* Aufgabenstellung:
Beantworte anhand des Textabschnitts unten diese drei Fragen:
1. In welcher Stadt wurde Tatiana Svetashova geboren?
2. Wer hat die literarische Bewegung „Minsker Schule“ gegründet?
3. Was ist das Übersetzen für sie laut ihrer eigenen Aussage?

* Textabschnitt:
Cities of translators Nahaufnahmen

Tatiana Svetashova | Татьяна Светашёва
ÜBERSETZEN ALS HERAUSFORDERUNG

Tatiana Svetashova im Jahr 2016, © Dirk Skiba

Dichterin, Übersetzerin, Literaturwissenschaftlerin. Geboren 1984 in Minsk. Absolventin der Philologischen Fakultät der Belarussischen Staatlichen Universität, an der sie heute als Dozentin für Russische Literatur arbeitet. Sie ist Teil der literarischen Bewegung “Minsker Schule”, die vom Dichter Dimitri Strotsew gegründet wurde. Für den Almanach der “Minsker Schule”  übersetzt sie belarussische Lyrik ins Russische. Sie selbst schreibt auf Russisch und Belarussisch.

1.

Unsere Kulturlandschaft nicht sehr nahrhaft und die Arbeit im Bereich der Literatur daher immer eine Art Freiwilligendienst. Die Angst vor der geringen Nachfrage in diesem Beruf ist extrem demotivierend. Andererseits eröffnet die mangelnde materielle Motivation einem auch gewisse Freiheiten. Für mich ist das Übersetzen eine rein ästhetische Herausforderung, eine Denkaufgabe. Dabei schwingt ein eigenartiger schöpferischer Eifer mit - man möchte sich gerne schnellstens mit dem Resultat rühmen. So entstehen kulturelle Verbindungen und Kontinuität. Die Arbeit an literarischen Übersetzungen ist besonders inspirierend. Sie durchbricht bestehende Routinen und stärkt den Glauben an die Wichtigkeit des Schaffens.

* Bereitgestellte Daten:
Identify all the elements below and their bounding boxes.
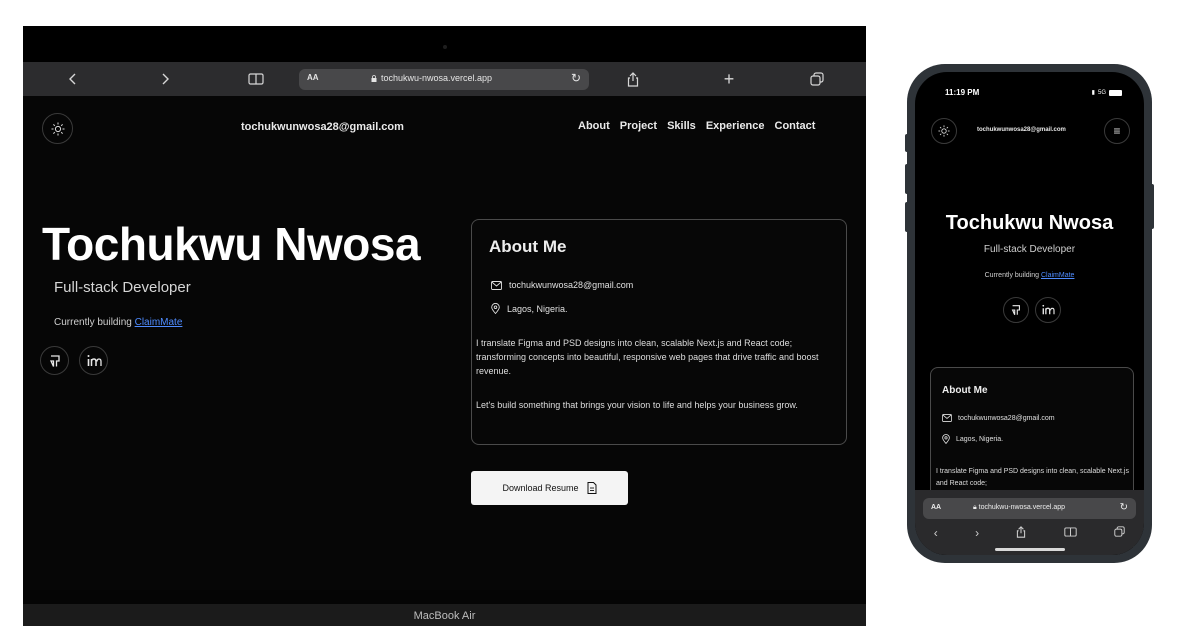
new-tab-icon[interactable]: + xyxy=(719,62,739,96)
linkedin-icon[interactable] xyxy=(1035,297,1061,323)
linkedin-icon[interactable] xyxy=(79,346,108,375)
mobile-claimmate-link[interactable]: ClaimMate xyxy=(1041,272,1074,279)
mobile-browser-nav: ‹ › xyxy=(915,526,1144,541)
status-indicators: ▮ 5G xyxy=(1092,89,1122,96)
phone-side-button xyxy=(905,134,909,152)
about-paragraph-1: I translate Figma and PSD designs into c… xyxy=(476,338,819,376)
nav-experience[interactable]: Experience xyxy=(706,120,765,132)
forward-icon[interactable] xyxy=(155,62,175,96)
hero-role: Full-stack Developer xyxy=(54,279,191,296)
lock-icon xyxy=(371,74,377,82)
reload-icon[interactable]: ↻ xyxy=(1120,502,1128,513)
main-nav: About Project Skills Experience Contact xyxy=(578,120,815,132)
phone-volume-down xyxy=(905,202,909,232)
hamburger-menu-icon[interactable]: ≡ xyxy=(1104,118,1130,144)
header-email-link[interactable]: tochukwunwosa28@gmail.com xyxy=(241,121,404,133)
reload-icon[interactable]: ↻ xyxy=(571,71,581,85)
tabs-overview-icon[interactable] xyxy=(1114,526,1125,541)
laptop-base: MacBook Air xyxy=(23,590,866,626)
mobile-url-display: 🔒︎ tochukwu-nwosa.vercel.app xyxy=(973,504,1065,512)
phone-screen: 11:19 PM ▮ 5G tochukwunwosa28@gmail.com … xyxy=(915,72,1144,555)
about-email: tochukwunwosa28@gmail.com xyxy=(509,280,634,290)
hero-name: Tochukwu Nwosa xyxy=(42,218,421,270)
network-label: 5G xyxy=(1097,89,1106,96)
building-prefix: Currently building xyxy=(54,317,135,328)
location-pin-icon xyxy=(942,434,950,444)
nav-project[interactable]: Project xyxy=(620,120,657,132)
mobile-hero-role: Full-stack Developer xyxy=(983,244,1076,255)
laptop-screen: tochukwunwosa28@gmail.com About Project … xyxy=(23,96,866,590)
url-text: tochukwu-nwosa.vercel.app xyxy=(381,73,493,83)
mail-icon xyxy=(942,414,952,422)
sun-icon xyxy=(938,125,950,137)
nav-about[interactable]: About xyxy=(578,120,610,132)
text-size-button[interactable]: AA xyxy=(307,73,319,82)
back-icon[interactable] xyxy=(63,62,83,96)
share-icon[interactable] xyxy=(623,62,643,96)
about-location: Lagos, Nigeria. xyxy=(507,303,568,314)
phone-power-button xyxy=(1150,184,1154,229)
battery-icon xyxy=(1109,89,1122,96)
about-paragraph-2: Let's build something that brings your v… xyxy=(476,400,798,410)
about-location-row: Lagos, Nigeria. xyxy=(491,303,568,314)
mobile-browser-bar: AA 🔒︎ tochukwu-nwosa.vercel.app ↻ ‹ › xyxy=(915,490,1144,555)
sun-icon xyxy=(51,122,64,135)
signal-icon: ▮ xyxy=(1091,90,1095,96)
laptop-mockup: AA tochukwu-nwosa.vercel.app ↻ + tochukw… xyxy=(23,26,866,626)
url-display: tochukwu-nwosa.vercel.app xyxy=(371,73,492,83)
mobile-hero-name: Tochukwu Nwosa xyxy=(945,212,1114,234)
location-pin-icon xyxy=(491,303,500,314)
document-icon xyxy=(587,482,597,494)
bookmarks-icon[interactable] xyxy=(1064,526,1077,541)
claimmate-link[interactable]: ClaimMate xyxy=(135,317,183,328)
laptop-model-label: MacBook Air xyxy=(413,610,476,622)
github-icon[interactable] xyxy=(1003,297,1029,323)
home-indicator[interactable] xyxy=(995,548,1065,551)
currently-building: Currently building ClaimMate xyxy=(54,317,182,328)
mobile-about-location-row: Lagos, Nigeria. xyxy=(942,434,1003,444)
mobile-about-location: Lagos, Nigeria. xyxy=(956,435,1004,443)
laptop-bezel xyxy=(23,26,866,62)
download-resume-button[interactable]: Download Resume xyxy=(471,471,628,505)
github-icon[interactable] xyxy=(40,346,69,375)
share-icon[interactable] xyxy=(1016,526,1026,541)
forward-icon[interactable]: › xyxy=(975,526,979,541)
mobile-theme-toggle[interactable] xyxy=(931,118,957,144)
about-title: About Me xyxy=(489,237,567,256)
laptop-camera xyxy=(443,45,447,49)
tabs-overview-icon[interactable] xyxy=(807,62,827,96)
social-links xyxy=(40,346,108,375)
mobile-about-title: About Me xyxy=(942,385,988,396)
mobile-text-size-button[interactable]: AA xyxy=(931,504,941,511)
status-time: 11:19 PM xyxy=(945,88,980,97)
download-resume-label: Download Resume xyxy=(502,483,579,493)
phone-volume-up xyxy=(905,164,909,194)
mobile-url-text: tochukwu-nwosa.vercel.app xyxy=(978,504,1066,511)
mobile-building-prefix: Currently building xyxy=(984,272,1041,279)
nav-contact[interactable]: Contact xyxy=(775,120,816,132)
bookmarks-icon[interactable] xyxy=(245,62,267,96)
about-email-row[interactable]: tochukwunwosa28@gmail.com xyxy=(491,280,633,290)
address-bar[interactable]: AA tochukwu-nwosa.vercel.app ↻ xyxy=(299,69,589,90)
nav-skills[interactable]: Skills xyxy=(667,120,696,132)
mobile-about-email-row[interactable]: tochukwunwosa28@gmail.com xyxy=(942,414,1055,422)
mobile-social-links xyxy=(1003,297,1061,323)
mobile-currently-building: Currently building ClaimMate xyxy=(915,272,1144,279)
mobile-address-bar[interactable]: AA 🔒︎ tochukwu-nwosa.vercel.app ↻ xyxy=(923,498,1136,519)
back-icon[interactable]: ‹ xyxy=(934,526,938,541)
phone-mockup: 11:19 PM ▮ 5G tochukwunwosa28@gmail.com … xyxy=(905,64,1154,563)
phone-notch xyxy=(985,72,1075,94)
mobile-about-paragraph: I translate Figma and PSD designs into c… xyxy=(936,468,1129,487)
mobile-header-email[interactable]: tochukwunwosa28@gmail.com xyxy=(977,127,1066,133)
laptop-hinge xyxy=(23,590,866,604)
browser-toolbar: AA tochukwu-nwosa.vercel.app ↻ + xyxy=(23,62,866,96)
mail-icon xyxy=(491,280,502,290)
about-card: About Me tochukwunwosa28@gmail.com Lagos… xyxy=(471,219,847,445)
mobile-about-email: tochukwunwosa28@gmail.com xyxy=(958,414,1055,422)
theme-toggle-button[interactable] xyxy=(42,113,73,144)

* * *

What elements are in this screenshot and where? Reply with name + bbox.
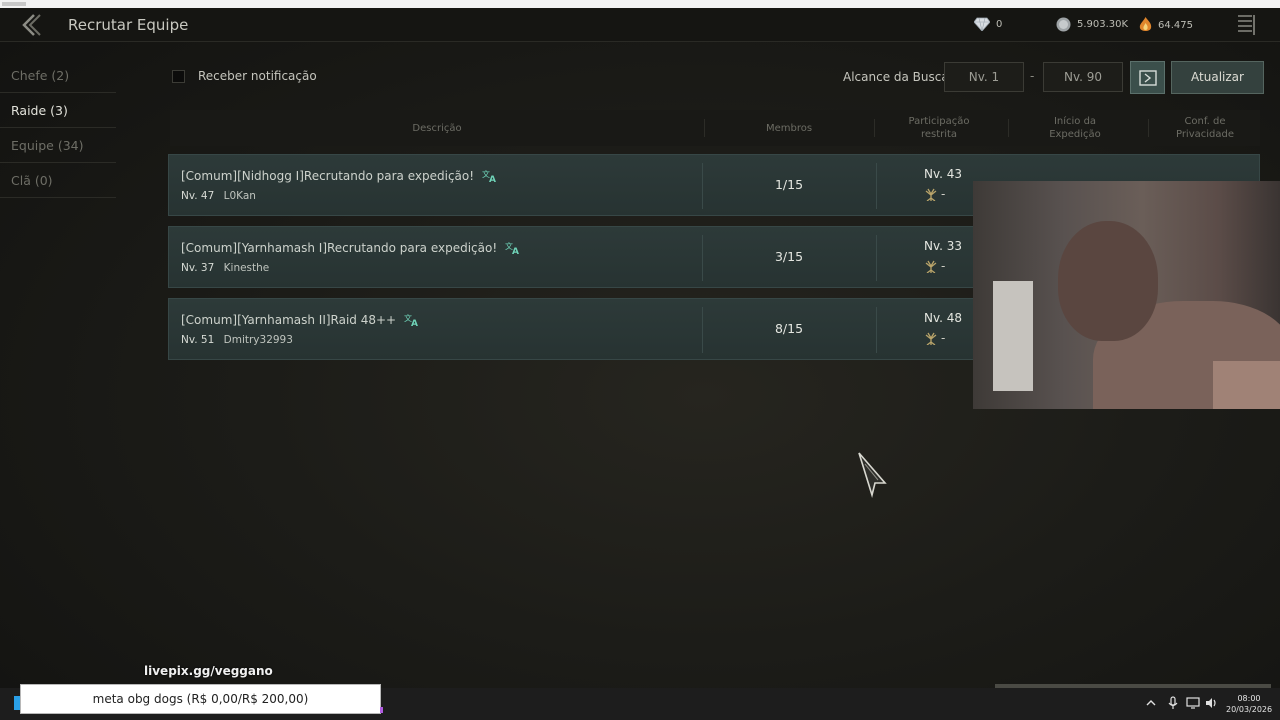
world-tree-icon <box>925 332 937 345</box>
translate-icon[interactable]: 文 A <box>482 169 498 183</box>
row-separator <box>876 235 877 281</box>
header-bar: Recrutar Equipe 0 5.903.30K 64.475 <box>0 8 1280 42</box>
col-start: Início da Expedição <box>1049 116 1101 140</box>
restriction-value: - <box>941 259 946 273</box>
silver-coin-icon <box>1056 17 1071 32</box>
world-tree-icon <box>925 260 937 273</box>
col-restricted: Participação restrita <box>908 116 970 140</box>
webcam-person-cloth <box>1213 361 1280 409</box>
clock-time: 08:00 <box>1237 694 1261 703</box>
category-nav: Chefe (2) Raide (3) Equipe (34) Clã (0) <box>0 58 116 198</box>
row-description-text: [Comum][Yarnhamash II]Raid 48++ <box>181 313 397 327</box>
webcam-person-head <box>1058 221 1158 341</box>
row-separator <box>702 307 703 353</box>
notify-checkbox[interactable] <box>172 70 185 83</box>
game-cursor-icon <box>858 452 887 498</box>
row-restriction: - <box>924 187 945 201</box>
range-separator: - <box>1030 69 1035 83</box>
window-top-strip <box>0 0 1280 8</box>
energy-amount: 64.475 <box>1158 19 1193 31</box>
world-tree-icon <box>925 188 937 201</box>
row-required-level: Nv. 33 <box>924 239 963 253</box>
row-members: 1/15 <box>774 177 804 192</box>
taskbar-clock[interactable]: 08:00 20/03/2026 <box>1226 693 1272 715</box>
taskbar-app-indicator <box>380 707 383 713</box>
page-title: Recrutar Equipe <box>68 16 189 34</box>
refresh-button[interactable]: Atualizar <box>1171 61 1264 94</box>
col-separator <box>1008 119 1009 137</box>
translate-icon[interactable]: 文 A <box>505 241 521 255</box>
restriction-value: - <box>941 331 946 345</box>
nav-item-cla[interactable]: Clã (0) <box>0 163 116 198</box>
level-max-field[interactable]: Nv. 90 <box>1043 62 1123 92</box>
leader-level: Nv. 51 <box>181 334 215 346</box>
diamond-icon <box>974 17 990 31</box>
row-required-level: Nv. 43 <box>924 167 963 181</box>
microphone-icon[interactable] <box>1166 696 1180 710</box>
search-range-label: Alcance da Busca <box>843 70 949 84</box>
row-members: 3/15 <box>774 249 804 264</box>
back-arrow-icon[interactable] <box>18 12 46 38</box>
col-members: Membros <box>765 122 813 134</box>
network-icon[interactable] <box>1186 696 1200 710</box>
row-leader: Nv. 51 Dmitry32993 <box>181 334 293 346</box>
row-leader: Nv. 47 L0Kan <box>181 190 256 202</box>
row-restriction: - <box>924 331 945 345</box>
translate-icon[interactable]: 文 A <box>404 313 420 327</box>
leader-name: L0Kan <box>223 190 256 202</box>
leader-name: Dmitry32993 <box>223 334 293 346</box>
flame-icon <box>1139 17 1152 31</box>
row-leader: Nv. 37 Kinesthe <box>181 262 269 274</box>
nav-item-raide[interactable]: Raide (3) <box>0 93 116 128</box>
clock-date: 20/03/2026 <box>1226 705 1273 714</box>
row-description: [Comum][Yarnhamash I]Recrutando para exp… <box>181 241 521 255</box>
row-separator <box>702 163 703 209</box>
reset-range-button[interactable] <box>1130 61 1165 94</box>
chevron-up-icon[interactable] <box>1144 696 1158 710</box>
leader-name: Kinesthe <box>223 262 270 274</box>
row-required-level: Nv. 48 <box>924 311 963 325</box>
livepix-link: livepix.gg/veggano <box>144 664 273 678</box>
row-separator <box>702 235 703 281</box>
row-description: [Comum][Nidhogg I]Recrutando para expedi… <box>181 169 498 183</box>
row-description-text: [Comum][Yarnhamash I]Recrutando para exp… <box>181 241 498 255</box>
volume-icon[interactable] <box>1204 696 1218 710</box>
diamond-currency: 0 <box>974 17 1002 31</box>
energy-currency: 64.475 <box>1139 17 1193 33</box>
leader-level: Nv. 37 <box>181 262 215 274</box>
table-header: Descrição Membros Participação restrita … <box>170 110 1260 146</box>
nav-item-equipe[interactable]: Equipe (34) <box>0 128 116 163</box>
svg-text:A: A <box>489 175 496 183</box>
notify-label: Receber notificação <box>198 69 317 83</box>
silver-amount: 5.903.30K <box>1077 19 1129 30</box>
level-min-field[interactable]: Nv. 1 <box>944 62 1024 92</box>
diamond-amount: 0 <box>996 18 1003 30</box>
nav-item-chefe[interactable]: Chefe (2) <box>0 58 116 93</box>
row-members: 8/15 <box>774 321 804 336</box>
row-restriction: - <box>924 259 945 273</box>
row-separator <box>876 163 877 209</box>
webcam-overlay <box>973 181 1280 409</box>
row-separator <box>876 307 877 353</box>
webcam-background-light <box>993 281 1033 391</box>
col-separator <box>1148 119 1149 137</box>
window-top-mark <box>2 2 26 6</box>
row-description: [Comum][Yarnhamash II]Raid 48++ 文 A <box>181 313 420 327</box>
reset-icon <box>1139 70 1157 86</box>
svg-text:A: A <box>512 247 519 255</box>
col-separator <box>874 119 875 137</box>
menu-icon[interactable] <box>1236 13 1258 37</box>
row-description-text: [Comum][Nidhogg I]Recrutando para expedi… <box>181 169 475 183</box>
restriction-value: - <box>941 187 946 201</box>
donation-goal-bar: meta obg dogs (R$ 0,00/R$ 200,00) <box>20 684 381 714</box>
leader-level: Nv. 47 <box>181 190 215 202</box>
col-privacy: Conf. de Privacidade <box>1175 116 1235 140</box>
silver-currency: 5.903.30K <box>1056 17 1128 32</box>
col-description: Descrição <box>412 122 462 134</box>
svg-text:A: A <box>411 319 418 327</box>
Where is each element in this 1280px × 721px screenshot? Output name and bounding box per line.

* Lösung:
1. In Minsk.
2. Der Dichter Dimitri Strotsew.
3. Eine rein ästhetische Herausforderung, eine Denkaufgabe.